Provided text:
[swift-evolution] [Discussion] A Problem With SE-0025?

Xiaodi Wu xiaodi.wu at gmail.com
Wed Jun 29 17:12:07 CDT 2016


On Wed, Jun 29, 2016 at 4:57 PM, Xiaodi Wu <xiaodi.wu at gmail.com> wrote:

> On Wed, Jun 29, 2016 at 4:46 PM, Matthew Johnson <matthew at anandabits.com>
> wrote:
>
>>
>> On Jun 29, 2016, at 4:19 PM, Xiaodi Wu <xiaodi.wu at gmail.com> wrote:
>>
>> On Wed, Jun 29, 2016 at 4:16 PM, Matthew Johnson <matthew at anandabits.com>
>> wrote:
>>
>>>
>>> On Jun 29, 2016, at 4:12 PM, Xiaodi Wu via swift-evolution <
>>> swift-evolution at swift.org> wrote:
>>>
>>> On Wed, Jun 29, 2016 at 4:07 PM, Jordan Rose <jordan_rose at apple.com>
>>> wrote:
>>>
>>>>
>>>> On Jun 29, 2016, at 14:03, Xiaodi Wu <xiaodi.wu at gmail.com> wrote:
>>>>
>>>> On Wed, Jun 29, 2016 at 3:15 PM, Jordan Rose via swift-evolution <
>>>> swift-evolution at swift.org>wrote:
>>>>
>>>>>
>>>>>
>>>>> > On Jun 29, 2016, at 13:13, Jose Cheyo Jimenez <cheyo at masters3d.com>
>>>>> wrote:
>>>>> >
>>>>> > I know this might be have been brought up before but
>>>>> >
>>>>> > why not just disallow the “private" keyword for top level types,
>>>>> extensions etc.

Dataset content:
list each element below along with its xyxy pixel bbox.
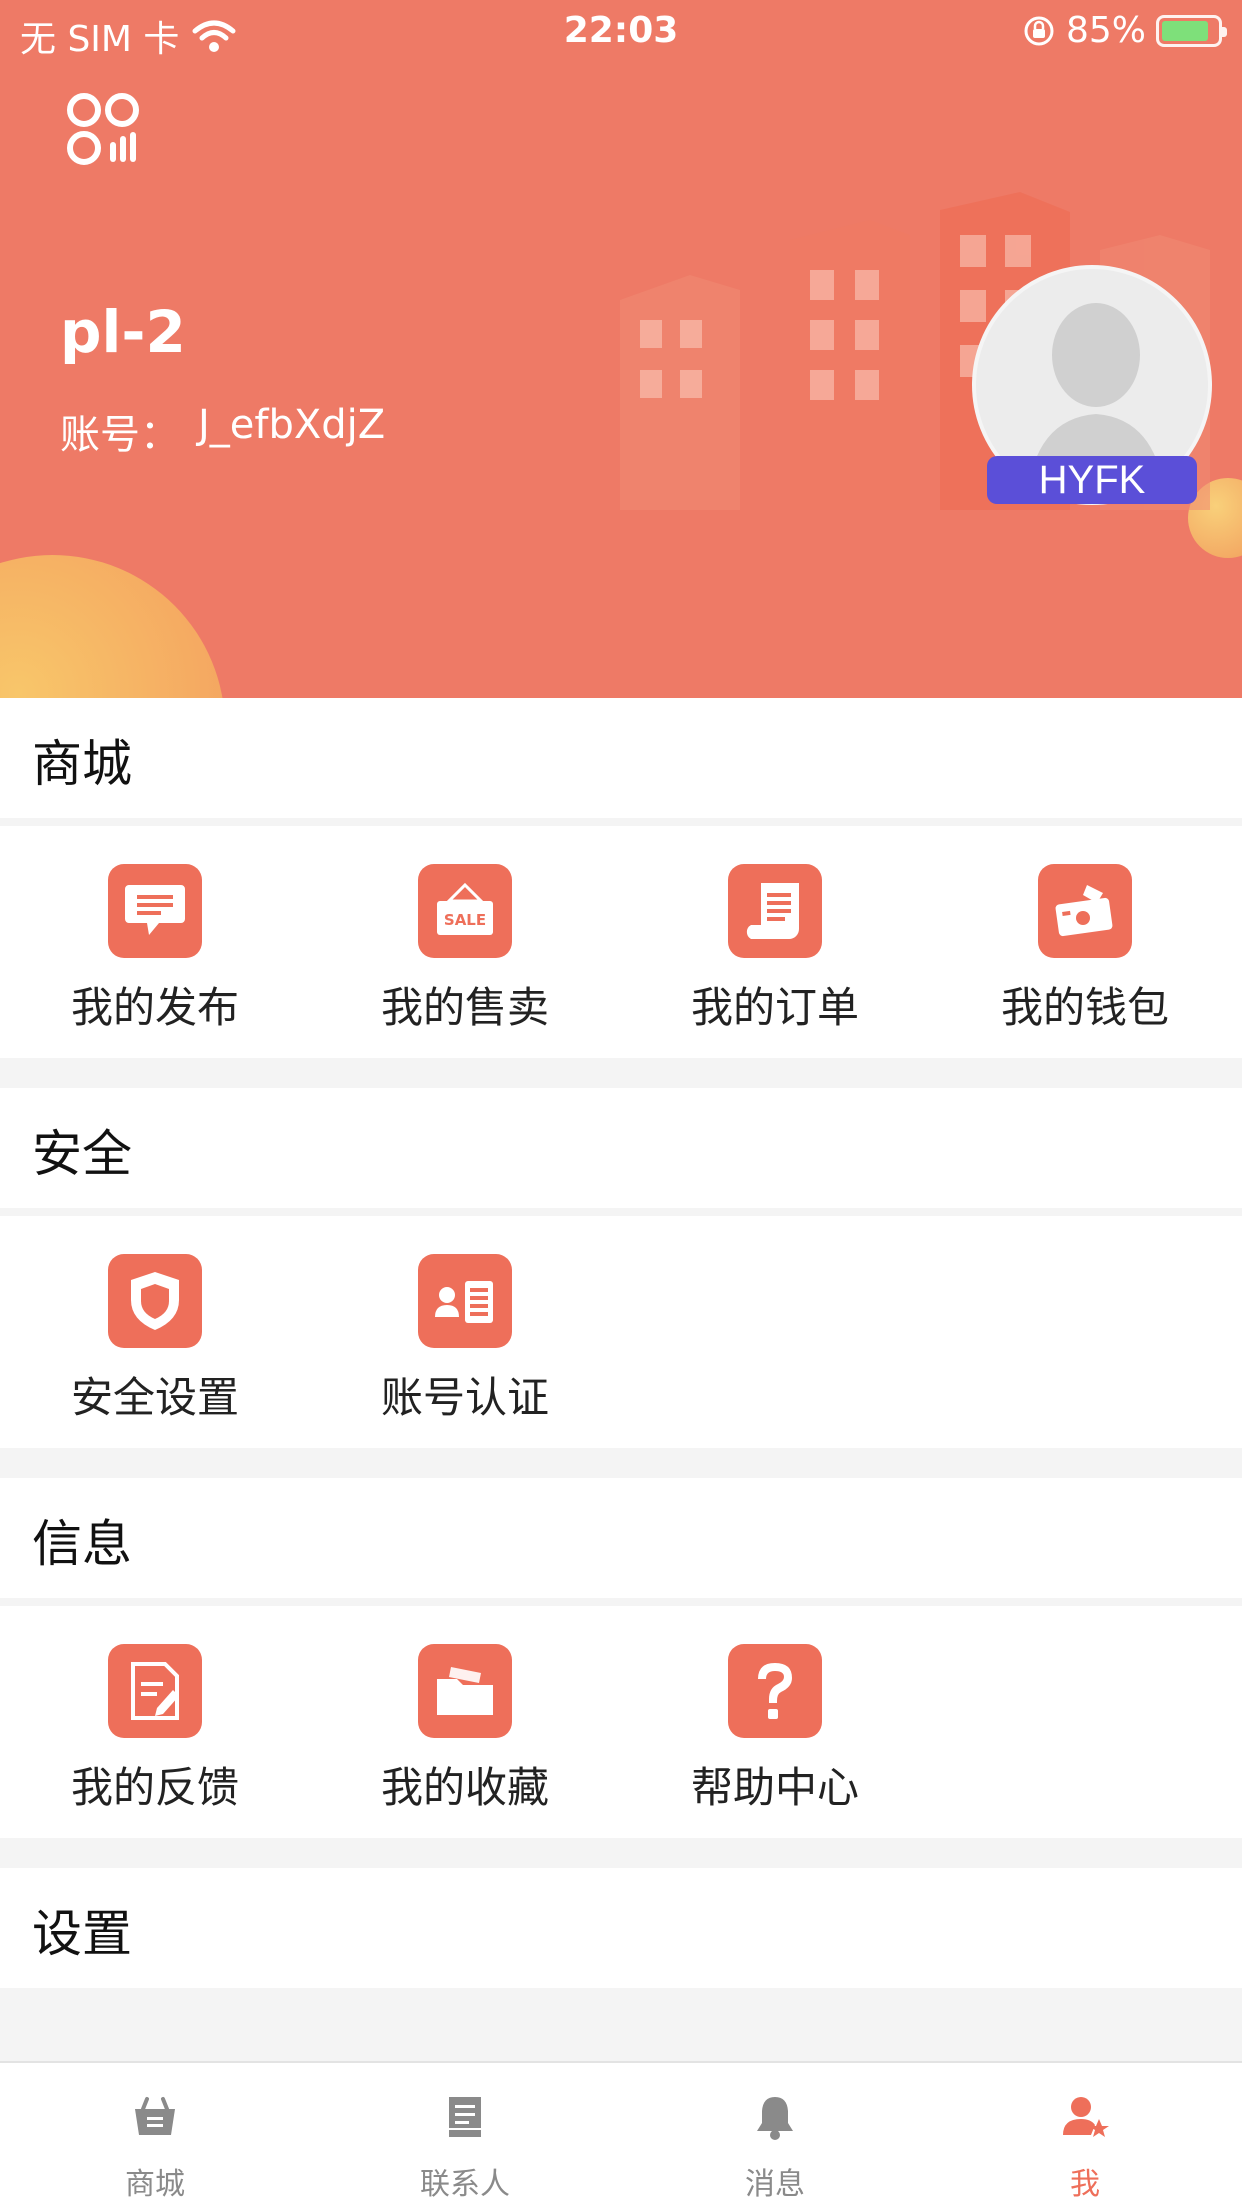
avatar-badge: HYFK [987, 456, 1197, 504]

Description of the task:
Answer these questions from the swift-evolution post.
1. What date and time appear under Xiaodi Wu's name at the top of the swift-evolution post?
2. What domain does Jordan Rose's email address use?
3. Which keyword does Jose Cheyo Jimenez suggest disallowing for top level types and extensions?

Answer in full:
1. Wed Jun 29 17:12:07 CDT 2016
2. apple.com
3. The "private" keyword